Supplied material -
▼▼▼
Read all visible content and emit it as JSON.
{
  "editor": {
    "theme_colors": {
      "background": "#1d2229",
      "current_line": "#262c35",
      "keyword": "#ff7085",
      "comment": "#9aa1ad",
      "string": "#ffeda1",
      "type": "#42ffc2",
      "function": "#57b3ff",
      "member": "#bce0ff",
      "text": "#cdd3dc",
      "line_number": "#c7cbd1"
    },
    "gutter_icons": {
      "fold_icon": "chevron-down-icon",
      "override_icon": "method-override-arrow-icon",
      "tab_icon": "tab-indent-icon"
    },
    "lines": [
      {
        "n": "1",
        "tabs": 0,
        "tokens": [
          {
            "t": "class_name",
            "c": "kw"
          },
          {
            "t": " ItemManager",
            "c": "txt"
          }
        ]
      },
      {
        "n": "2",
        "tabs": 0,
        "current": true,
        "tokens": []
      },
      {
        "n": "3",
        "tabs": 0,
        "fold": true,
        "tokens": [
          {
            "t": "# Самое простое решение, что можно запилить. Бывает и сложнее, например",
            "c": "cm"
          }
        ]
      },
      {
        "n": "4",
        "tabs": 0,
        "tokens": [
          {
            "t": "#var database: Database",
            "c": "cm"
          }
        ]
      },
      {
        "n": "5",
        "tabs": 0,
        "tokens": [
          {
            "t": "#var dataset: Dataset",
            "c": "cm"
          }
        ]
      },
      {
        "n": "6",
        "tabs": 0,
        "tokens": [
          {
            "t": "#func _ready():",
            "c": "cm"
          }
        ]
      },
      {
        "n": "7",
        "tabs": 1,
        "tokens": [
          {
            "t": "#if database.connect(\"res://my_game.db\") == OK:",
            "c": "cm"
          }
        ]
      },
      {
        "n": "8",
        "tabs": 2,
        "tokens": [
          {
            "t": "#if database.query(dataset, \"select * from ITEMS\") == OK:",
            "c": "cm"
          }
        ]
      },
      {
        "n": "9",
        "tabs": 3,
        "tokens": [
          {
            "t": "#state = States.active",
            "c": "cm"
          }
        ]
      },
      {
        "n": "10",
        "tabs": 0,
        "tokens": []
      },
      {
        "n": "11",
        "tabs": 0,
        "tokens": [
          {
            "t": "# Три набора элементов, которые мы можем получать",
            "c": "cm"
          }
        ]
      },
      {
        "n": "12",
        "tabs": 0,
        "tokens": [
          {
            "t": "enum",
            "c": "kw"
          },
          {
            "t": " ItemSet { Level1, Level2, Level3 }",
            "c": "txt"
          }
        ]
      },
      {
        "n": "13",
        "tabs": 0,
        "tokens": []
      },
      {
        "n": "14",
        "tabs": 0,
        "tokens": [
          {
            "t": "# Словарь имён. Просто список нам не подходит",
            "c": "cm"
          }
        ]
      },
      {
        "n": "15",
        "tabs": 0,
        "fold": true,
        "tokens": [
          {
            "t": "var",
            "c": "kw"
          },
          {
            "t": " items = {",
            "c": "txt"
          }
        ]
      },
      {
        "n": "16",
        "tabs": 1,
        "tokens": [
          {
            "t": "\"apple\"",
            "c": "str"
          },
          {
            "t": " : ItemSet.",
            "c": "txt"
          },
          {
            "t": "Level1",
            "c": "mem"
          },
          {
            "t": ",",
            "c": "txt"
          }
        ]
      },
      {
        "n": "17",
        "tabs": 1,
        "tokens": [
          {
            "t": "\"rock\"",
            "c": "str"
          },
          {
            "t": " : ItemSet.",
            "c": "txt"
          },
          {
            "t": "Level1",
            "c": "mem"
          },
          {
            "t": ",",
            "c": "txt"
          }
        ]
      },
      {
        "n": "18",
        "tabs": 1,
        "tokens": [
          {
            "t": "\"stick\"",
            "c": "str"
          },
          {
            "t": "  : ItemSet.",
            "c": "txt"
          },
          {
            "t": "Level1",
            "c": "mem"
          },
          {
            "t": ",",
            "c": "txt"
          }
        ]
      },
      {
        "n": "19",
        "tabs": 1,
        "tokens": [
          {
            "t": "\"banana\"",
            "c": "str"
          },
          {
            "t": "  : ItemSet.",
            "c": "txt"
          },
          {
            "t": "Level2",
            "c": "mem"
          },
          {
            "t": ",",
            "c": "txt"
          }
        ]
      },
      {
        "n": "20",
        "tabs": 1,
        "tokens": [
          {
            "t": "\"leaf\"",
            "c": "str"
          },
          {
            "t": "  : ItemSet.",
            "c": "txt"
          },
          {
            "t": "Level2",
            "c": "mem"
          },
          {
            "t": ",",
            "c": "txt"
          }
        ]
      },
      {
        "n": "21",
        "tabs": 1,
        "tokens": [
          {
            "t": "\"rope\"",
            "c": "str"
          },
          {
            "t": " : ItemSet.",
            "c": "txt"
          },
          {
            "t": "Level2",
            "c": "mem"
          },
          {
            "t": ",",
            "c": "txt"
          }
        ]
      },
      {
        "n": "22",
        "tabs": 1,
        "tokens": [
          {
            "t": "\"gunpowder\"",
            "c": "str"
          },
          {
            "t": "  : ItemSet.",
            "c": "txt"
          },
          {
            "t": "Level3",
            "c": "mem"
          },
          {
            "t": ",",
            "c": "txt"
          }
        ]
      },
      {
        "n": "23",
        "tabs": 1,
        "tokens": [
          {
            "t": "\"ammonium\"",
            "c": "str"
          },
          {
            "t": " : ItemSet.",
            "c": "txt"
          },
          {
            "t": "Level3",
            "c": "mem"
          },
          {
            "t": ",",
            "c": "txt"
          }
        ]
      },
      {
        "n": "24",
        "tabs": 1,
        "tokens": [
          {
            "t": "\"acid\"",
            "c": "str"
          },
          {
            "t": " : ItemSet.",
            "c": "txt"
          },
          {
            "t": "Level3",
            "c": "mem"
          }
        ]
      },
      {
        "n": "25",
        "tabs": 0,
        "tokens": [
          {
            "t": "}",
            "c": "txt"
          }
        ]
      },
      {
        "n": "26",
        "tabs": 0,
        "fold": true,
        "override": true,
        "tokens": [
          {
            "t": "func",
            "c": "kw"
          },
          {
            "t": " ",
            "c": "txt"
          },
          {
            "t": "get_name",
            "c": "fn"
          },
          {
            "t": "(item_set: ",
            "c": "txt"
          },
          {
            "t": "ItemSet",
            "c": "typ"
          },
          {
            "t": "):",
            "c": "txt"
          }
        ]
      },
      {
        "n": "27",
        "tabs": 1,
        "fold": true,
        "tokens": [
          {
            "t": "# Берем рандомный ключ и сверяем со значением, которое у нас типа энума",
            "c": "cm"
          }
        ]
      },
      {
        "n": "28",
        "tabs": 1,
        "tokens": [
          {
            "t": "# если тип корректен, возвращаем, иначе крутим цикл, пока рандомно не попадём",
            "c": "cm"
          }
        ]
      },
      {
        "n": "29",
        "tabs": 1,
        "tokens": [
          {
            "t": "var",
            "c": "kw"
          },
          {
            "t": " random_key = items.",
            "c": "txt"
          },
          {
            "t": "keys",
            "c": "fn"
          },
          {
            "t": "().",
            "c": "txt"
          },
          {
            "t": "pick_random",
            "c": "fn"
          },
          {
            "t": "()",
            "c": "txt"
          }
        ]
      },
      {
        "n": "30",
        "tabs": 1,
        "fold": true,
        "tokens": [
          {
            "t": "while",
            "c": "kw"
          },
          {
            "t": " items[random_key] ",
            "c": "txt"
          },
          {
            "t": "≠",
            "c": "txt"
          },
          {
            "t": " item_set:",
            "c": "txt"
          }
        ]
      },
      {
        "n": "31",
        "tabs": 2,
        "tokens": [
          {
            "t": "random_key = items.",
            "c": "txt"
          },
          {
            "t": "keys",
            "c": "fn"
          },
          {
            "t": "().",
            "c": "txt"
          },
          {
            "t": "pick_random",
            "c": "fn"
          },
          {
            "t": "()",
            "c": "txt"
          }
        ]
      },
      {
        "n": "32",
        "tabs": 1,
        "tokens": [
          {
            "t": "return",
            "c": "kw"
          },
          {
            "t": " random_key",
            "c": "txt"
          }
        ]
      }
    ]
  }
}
▲▲▲
▼▼▼
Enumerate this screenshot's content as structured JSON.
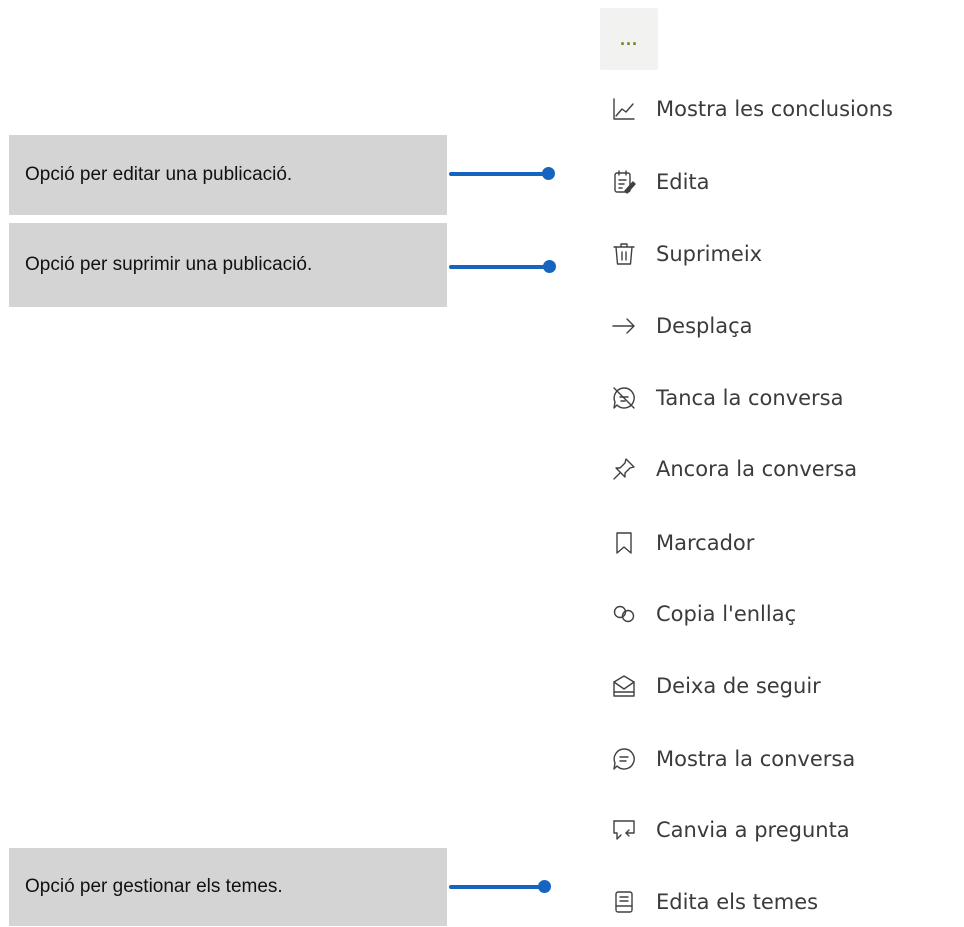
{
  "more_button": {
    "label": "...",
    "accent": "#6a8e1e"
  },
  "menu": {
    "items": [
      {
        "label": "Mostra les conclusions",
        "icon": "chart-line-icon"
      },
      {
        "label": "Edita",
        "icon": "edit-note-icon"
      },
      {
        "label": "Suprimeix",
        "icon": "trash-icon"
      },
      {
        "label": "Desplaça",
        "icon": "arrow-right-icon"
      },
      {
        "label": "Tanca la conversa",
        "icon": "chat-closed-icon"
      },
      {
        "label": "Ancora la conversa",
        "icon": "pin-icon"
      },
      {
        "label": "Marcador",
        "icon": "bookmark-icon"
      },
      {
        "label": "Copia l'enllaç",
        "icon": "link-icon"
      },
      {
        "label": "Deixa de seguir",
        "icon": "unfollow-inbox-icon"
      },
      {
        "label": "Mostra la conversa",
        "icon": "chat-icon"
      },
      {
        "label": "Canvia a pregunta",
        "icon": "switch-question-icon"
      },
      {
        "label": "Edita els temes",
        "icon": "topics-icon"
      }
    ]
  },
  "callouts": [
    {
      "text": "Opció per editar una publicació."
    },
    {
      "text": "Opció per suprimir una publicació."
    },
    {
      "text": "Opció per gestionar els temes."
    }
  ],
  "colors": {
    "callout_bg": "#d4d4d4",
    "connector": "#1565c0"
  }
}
▲▲▲
▼▼▼
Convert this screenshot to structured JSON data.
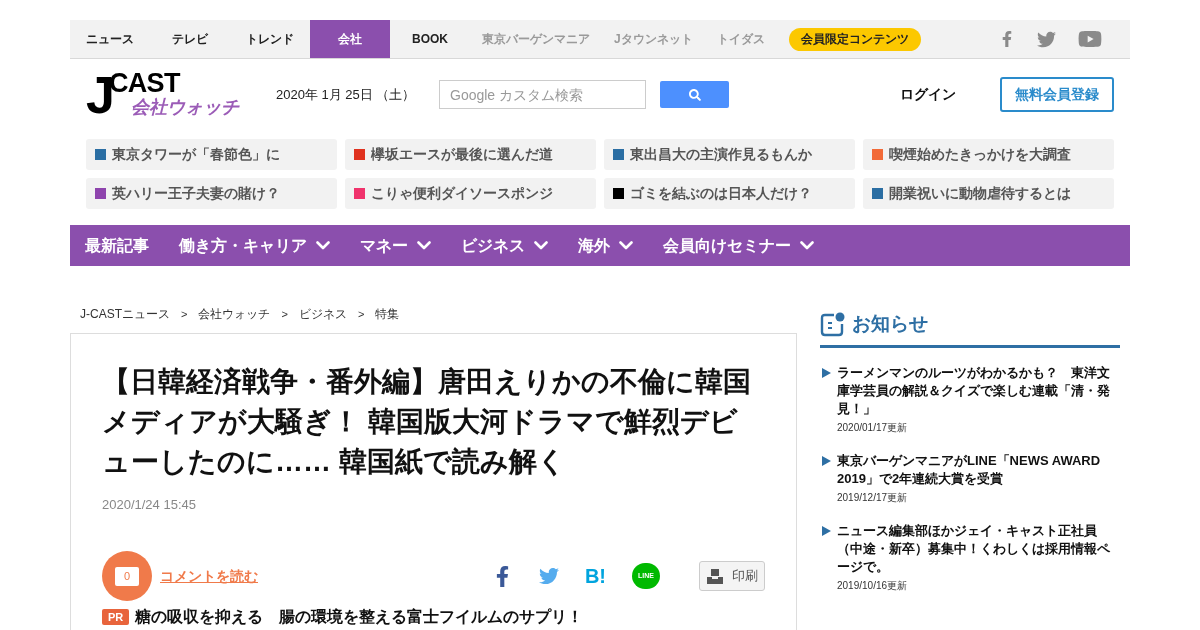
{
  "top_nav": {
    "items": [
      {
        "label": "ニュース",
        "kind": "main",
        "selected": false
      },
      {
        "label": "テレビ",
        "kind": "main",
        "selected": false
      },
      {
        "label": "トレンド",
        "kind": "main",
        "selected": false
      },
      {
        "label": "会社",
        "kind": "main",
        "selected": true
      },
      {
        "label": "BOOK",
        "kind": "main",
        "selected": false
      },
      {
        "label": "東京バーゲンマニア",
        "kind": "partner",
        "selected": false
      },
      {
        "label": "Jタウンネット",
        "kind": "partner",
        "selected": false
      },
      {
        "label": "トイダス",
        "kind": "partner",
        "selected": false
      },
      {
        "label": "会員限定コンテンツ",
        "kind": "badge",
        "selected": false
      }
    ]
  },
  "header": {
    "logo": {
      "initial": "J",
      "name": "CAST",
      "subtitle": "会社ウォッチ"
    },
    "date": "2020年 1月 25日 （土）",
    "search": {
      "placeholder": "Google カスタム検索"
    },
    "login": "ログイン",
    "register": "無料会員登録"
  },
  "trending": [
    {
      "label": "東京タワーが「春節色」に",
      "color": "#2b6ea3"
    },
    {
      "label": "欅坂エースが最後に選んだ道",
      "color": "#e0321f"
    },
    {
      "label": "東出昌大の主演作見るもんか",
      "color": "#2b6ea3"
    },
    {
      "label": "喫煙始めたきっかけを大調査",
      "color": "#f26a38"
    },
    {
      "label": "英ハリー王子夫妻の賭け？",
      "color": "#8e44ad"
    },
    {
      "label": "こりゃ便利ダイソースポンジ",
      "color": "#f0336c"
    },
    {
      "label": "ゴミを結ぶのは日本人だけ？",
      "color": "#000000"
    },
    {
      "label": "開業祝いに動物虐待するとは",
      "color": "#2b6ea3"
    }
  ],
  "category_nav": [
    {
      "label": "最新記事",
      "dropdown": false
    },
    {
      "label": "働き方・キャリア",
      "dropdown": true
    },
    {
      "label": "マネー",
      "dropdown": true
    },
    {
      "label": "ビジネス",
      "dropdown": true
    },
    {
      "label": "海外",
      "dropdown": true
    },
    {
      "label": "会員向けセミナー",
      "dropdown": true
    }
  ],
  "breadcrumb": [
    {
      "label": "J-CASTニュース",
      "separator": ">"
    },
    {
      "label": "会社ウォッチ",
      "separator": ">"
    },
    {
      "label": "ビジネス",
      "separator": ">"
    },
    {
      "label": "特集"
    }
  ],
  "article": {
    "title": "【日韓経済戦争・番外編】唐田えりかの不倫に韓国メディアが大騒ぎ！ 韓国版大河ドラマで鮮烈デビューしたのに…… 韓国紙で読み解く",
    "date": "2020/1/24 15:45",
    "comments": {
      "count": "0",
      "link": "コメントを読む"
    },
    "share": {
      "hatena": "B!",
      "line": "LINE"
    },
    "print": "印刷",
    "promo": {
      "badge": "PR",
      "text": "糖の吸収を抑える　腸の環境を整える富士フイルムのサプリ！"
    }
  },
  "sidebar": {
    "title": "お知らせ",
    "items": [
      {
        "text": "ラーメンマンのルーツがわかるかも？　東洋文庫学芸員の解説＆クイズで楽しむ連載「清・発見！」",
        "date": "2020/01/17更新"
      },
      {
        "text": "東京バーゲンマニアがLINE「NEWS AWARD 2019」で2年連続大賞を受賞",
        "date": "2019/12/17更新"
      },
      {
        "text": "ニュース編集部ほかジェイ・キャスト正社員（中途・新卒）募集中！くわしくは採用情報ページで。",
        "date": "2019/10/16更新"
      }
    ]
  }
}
▲▲▲
Instruction -
Take every line containing the word "arrow" and copy it.

Finished exercise -
      "override_icon": "method-override-arrow-icon",
        "icon": "arrow-right-icon"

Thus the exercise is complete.